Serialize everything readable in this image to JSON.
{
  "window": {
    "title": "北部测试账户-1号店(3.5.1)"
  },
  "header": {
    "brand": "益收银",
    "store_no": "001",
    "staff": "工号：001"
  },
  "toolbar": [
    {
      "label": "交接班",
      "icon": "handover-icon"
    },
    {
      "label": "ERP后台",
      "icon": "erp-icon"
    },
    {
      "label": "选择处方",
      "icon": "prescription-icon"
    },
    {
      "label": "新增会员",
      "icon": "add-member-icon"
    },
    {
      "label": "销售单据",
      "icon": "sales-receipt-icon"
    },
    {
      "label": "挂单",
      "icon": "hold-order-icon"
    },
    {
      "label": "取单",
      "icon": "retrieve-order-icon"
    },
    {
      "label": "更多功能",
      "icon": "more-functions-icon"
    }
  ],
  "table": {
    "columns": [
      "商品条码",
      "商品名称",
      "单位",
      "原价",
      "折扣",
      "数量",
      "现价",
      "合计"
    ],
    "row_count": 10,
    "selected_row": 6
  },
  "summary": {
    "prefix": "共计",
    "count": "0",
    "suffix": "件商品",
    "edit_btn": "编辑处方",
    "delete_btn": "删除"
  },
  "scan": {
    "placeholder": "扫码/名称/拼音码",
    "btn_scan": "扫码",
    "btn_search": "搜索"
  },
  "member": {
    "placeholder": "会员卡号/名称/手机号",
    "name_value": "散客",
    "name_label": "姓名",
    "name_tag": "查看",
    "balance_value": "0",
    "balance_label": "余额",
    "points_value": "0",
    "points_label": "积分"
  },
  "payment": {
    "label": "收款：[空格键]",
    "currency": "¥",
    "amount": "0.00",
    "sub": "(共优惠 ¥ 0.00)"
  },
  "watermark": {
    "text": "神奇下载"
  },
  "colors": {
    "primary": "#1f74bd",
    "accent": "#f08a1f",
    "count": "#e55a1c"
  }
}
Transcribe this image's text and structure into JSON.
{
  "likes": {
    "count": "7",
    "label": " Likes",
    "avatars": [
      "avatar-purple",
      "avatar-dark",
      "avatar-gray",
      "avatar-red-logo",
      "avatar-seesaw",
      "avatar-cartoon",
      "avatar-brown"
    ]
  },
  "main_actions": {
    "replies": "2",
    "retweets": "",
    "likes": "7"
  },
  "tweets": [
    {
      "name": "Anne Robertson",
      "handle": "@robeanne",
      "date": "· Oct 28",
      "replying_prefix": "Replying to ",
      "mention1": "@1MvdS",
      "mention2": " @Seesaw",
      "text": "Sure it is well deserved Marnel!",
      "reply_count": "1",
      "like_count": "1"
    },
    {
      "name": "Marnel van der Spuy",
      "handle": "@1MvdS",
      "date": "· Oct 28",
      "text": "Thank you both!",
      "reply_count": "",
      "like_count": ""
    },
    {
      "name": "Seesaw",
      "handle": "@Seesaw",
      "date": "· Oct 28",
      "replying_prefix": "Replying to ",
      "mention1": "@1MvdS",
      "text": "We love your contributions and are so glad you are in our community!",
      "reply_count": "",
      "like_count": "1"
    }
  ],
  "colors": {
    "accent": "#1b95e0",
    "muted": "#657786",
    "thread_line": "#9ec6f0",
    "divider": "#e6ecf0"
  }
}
# # # # # # #
• [Aim]:
The records above should be duplicated in full, exactly as given.

• [Solution to this problem]:
Serialize everything readable in this image to JSON.
{
  "window": {
    "title": "北部测试账户-1号店(3.5.1)"
  },
  "header": {
    "brand": "益收银",
    "store_no": "001",
    "staff": "工号：001"
  },
  "toolbar": [
    {
      "label": "交接班",
      "icon": "handover-icon"
    },
    {
      "label": "ERP后台",
      "icon": "erp-icon"
    },
    {
      "label": "选择处方",
      "icon": "prescription-icon"
    },
    {
      "label": "新增会员",
      "icon": "add-member-icon"
    },
    {
      "label": "销售单据",
      "icon": "sales-receipt-icon"
    },
    {
      "label": "挂单",
      "icon": "hold-order-icon"
    },
    {
      "label": "取单",
      "icon": "retrieve-order-icon"
    },
    {
      "label": "更多功能",
      "icon": "more-functions-icon"
    }
  ],
  "table": {
    "columns": [
      "商品条码",
      "商品名称",
      "单位",
      "原价",
      "折扣",
      "数量",
      "现价",
      "合计"
    ],
    "row_count": 10,
    "selected_row": 6
  },
  "summary": {
    "prefix": "共计",
    "count": "0",
    "suffix": "件商品",
    "edit_btn": "编辑处方",
    "delete_btn": "删除"
  },
  "scan": {
    "placeholder": "扫码/名称/拼音码",
    "btn_scan": "扫码",
    "btn_search": "搜索"
  },
  "member": {
    "placeholder": "会员卡号/名称/手机号",
    "name_value": "散客",
    "name_label": "姓名",
    "name_tag": "查看",
    "balance_value": "0",
    "balance_label": "余额",
    "points_value": "0",
    "points_label": "积分"
  },
  "payment": {
    "label": "收款：[空格键]",
    "currency": "¥",
    "amount": "0.00",
    "sub": "(共优惠 ¥ 0.00)"
  },
  "watermark": {
    "text": "神奇下载"
  },
  "colors": {
    "primary": "#1f74bd",
    "accent": "#f08a1f",
    "count": "#e55a1c"
  }
}
Transcribe this image's text and structure into JSON.
{
  "likes": {
    "count": "7",
    "label": " Likes",
    "avatars": [
      "avatar-purple",
      "avatar-dark",
      "avatar-gray",
      "avatar-red-logo",
      "avatar-seesaw",
      "avatar-cartoon",
      "avatar-brown"
    ]
  },
  "main_actions": {
    "replies": "2",
    "retweets": "",
    "likes": "7"
  },
  "tweets": [
    {
      "name": "Anne Robertson",
      "handle": "@robeanne",
      "date": "· Oct 28",
      "replying_prefix": "Replying to ",
      "mention1": "@1MvdS",
      "mention2": " @Seesaw",
      "text": "Sure it is well deserved Marnel!",
      "reply_count": "1",
      "like_count": "1"
    },
    {
      "name": "Marnel van der Spuy",
      "handle": "@1MvdS",
      "date": "· Oct 28",
      "text": "Thank you both!",
      "reply_count": "",
      "like_count": ""
    },
    {
      "name": "Seesaw",
      "handle": "@Seesaw",
      "date": "· Oct 28",
      "replying_prefix": "Replying to ",
      "mention1": "@1MvdS",
      "text": "We love your contributions and are so glad you are in our community!",
      "reply_count": "",
      "like_count": "1"
    }
  ],
  "colors": {
    "accent": "#1b95e0",
    "muted": "#657786",
    "thread_line": "#9ec6f0",
    "divider": "#e6ecf0"
  }
}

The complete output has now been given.